● Task to carry out: Every line of the data must be copied exactly.

Figure record listings:
┌──
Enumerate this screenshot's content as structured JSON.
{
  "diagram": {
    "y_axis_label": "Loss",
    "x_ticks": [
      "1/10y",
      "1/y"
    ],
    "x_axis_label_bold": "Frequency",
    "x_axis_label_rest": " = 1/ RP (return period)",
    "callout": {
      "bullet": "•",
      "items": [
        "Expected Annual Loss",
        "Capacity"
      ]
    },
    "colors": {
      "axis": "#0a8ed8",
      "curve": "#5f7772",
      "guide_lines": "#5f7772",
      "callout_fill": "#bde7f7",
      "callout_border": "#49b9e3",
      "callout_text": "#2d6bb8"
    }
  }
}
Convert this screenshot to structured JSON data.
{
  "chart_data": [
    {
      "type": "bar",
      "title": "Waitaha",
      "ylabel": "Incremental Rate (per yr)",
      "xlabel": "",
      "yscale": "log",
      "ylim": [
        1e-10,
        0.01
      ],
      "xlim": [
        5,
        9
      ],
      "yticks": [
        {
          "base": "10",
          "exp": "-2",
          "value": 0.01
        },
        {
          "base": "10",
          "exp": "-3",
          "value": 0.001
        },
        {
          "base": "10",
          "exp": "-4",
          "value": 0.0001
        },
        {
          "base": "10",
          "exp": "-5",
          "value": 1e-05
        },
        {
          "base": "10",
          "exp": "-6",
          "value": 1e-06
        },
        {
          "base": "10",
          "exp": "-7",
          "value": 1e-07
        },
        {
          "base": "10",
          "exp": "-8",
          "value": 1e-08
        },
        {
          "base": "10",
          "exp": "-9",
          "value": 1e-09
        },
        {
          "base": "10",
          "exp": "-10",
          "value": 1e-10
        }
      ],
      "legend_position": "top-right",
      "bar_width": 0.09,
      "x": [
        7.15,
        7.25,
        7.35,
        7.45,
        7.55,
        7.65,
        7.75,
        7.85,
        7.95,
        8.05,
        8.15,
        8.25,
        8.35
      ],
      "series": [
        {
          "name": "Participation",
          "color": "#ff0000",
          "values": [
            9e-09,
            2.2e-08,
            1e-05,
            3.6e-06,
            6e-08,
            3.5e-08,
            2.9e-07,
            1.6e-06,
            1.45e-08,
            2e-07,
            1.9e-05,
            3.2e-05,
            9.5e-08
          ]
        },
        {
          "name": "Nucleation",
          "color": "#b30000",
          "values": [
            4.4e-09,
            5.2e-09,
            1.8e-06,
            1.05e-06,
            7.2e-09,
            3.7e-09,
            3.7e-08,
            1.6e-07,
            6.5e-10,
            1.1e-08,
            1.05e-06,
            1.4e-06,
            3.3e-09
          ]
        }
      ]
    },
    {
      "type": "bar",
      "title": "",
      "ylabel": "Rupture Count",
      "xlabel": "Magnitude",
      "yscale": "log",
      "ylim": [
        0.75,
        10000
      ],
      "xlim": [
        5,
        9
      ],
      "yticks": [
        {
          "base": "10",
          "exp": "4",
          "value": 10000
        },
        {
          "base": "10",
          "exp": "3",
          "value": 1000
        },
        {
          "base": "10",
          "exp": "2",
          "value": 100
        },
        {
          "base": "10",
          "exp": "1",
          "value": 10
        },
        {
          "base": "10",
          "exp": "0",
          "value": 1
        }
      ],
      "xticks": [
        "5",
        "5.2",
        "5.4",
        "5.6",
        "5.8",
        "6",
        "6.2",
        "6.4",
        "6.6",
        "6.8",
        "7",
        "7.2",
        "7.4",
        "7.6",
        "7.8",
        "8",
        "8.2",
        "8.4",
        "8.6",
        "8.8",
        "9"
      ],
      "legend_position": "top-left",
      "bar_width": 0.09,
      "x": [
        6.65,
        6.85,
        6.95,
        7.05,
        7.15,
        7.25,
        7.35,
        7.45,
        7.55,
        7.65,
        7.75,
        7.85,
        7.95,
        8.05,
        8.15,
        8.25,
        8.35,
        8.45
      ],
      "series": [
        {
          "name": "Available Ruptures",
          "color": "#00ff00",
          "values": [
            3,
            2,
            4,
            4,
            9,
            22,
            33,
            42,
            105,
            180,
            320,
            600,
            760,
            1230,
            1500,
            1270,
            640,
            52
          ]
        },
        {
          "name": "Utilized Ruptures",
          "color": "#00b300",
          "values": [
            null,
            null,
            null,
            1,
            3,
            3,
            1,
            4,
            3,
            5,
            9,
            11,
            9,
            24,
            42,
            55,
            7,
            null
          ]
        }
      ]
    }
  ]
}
└──
● Worked solution:
Enumerate this screenshot's content as structured JSON.
{
  "diagram": {
    "y_axis_label": "Loss",
    "x_ticks": [
      "1/10y",
      "1/y"
    ],
    "x_axis_label_bold": "Frequency",
    "x_axis_label_rest": " = 1/ RP (return period)",
    "callout": {
      "bullet": "•",
      "items": [
        "Expected Annual Loss",
        "Capacity"
      ]
    },
    "colors": {
      "axis": "#0a8ed8",
      "curve": "#5f7772",
      "guide_lines": "#5f7772",
      "callout_fill": "#bde7f7",
      "callout_border": "#49b9e3",
      "callout_text": "#2d6bb8"
    }
  }
}
Convert this screenshot to structured JSON data.
{
  "chart_data": [
    {
      "type": "bar",
      "title": "Waitaha",
      "ylabel": "Incremental Rate (per yr)",
      "xlabel": "",
      "yscale": "log",
      "ylim": [
        1e-10,
        0.01
      ],
      "xlim": [
        5,
        9
      ],
      "yticks": [
        {
          "base": "10",
          "exp": "-2",
          "value": 0.01
        },
        {
          "base": "10",
          "exp": "-3",
          "value": 0.001
        },
        {
          "base": "10",
          "exp": "-4",
          "value": 0.0001
        },
        {
          "base": "10",
          "exp": "-5",
          "value": 1e-05
        },
        {
          "base": "10",
          "exp": "-6",
          "value": 1e-06
        },
        {
          "base": "10",
          "exp": "-7",
          "value": 1e-07
        },
        {
          "base": "10",
          "exp": "-8",
          "value": 1e-08
        },
        {
          "base": "10",
          "exp": "-9",
          "value": 1e-09
        },
        {
          "base": "10",
          "exp": "-10",
          "value": 1e-10
        }
      ],
      "legend_position": "top-right",
      "bar_width": 0.09,
      "x": [
        7.15,
        7.25,
        7.35,
        7.45,
        7.55,
        7.65,
        7.75,
        7.85,
        7.95,
        8.05,
        8.15,
        8.25,
        8.35
      ],
      "series": [
        {
          "name": "Participation",
          "color": "#ff0000",
          "values": [
            9e-09,
            2.2e-08,
            1e-05,
            3.6e-06,
            6e-08,
            3.5e-08,
            2.9e-07,
            1.6e-06,
            1.45e-08,
            2e-07,
            1.9e-05,
            3.2e-05,
            9.5e-08
          ]
        },
        {
          "name": "Nucleation",
          "color": "#b30000",
          "values": [
            4.4e-09,
            5.2e-09,
            1.8e-06,
            1.05e-06,
            7.2e-09,
            3.7e-09,
            3.7e-08,
            1.6e-07,
            6.5e-10,
            1.1e-08,
            1.05e-06,
            1.4e-06,
            3.3e-09
          ]
        }
      ]
    },
    {
      "type": "bar",
      "title": "",
      "ylabel": "Rupture Count",
      "xlabel": "Magnitude",
      "yscale": "log",
      "ylim": [
        0.75,
        10000
      ],
      "xlim": [
        5,
        9
      ],
      "yticks": [
        {
          "base": "10",
          "exp": "4",
          "value": 10000
        },
        {
          "base": "10",
          "exp": "3",
          "value": 1000
        },
        {
          "base": "10",
          "exp": "2",
          "value": 100
        },
        {
          "base": "10",
          "exp": "1",
          "value": 10
        },
        {
          "base": "10",
          "exp": "0",
          "value": 1
        }
      ],
      "xticks": [
        "5",
        "5.2",
        "5.4",
        "5.6",
        "5.8",
        "6",
        "6.2",
        "6.4",
        "6.6",
        "6.8",
        "7",
        "7.2",
        "7.4",
        "7.6",
        "7.8",
        "8",
        "8.2",
        "8.4",
        "8.6",
        "8.8",
        "9"
      ],
      "legend_position": "top-left",
      "bar_width": 0.09,
      "x": [
        6.65,
        6.85,
        6.95,
        7.05,
        7.15,
        7.25,
        7.35,
        7.45,
        7.55,
        7.65,
        7.75,
        7.85,
        7.95,
        8.05,
        8.15,
        8.25,
        8.35,
        8.45
      ],
      "series": [
        {
          "name": "Available Ruptures",
          "color": "#00ff00",
          "values": [
            3,
            2,
            4,
            4,
            9,
            22,
            33,
            42,
            105,
            180,
            320,
            600,
            760,
            1230,
            1500,
            1270,
            640,
            52
          ]
        },
        {
          "name": "Utilized Ruptures",
          "color": "#00b300",
          "values": [
            null,
            null,
            null,
            1,
            3,
            3,
            1,
            4,
            3,
            5,
            9,
            11,
            9,
            24,
            42,
            55,
            7,
            null
          ]
        }
      ]
    }
  ]
}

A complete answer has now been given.